Task brief - Begin with the line that contains "What text is on this page?" and transcribe each line after it, up to and including the last line of the listing below.

>> Begin Task material

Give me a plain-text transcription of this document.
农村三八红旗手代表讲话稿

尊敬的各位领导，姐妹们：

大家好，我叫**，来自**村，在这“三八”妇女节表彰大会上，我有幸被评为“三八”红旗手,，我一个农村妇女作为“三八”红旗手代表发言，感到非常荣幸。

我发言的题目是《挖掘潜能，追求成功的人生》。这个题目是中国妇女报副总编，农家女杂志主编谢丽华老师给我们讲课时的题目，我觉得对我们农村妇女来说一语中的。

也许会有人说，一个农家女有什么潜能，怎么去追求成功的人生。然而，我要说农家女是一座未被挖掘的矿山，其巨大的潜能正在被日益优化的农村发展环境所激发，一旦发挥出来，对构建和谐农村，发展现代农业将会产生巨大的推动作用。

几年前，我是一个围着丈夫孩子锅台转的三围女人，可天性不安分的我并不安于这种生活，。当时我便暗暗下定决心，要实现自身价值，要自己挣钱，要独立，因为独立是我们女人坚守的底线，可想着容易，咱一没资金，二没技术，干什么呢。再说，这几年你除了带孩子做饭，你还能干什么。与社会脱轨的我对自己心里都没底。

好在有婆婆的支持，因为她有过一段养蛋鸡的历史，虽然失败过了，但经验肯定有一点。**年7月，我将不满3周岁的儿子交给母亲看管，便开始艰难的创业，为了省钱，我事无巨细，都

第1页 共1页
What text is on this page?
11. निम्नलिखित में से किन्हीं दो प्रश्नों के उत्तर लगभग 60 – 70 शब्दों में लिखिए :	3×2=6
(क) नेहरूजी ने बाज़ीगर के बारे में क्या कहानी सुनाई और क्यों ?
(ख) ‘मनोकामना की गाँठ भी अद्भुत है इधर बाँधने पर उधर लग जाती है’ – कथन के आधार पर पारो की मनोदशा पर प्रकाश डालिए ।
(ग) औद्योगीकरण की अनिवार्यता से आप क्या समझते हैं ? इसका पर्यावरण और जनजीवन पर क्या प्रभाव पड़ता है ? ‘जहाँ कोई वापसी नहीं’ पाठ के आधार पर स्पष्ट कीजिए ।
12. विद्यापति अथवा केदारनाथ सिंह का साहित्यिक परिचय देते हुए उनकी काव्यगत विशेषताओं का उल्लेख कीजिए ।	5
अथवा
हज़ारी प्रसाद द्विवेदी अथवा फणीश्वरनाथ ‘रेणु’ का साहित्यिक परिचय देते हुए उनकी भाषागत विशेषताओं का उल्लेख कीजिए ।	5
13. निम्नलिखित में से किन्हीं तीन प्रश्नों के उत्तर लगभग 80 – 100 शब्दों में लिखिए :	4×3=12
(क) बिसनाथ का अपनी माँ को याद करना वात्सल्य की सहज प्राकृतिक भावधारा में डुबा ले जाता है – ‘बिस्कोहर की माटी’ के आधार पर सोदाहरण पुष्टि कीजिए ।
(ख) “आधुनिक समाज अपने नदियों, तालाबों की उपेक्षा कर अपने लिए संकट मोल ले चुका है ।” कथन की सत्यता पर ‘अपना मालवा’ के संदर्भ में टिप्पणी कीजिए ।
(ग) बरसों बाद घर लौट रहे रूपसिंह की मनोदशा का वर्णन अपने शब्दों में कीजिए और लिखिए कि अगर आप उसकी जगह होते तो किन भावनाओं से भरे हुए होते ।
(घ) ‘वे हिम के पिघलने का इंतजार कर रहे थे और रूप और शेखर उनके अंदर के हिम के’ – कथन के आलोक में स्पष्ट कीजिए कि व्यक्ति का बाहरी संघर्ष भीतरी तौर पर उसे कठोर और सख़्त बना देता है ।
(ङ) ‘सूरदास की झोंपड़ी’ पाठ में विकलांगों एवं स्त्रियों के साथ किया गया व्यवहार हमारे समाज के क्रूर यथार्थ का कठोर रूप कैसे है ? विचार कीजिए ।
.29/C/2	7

>> End Task material

Task output -
What text is on this page?
11. निम्नलिखित में से किन्हीं दो प्रश्नों के उत्तर लगभग 60 – 70 शब्दों में लिखिए :	3×2=6
(क) नेहरूजी ने बाज़ीगर के बारे में क्या कहानी सुनाई और क्यों ?
(ख) ‘मनोकामना की गाँठ भी अद्भुत है इधर बाँधने पर उधर लग जाती है’ – कथन के आधार पर पारो की मनोदशा पर प्रकाश डालिए ।
(ग) औद्योगीकरण की अनिवार्यता से आप क्या समझते हैं ? इसका पर्यावरण और जनजीवन पर क्या प्रभाव पड़ता है ? ‘जहाँ कोई वापसी नहीं’ पाठ के आधार पर स्पष्ट कीजिए ।
12. विद्यापति अथवा केदारनाथ सिंह का साहित्यिक परिचय देते हुए उनकी काव्यगत विशेषताओं का उल्लेख कीजिए ।	5
अथवा
हज़ारी प्रसाद द्विवेदी अथवा फणीश्वरनाथ ‘रेणु’ का साहित्यिक परिचय देते हुए उनकी भाषागत विशेषताओं का उल्लेख कीजिए ।	5
13. निम्नलिखित में से किन्हीं तीन प्रश्नों के उत्तर लगभग 80 – 100 शब्दों में लिखिए :	4×3=12
(क) बिसनाथ का अपनी माँ को याद करना वात्सल्य की सहज प्राकृतिक भावधारा में डुबा ले जाता है – ‘बिस्कोहर की माटी’ के आधार पर सोदाहरण पुष्टि कीजिए ।
(ख) “आधुनिक समाज अपने नदियों, तालाबों की उपेक्षा कर अपने लिए संकट मोल ले चुका है ।” कथन की सत्यता पर ‘अपना मालवा’ के संदर्भ में टिप्पणी कीजिए ।
(ग) बरसों बाद घर लौट रहे रूपसिंह की मनोदशा का वर्णन अपने शब्दों में कीजिए और लिखिए कि अगर आप उसकी जगह होते तो किन भावनाओं से भरे हुए होते ।
(घ) ‘वे हिम के पिघलने का इंतजार कर रहे थे और रूप और शेखर उनके अंदर के हिम के’ – कथन के आलोक में स्पष्ट कीजिए कि व्यक्ति का बाहरी संघर्ष भीतरी तौर पर उसे कठोर और सख़्त बना देता है ।
(ङ) ‘सूरदास की झोंपड़ी’ पाठ में विकलांगों एवं स्त्रियों के साथ किया गया व्यवहार हमारे समाज के क्रूर यथार्थ का कठोर रूप कैसे है ? विचार कीजिए ।
.29/C/2	7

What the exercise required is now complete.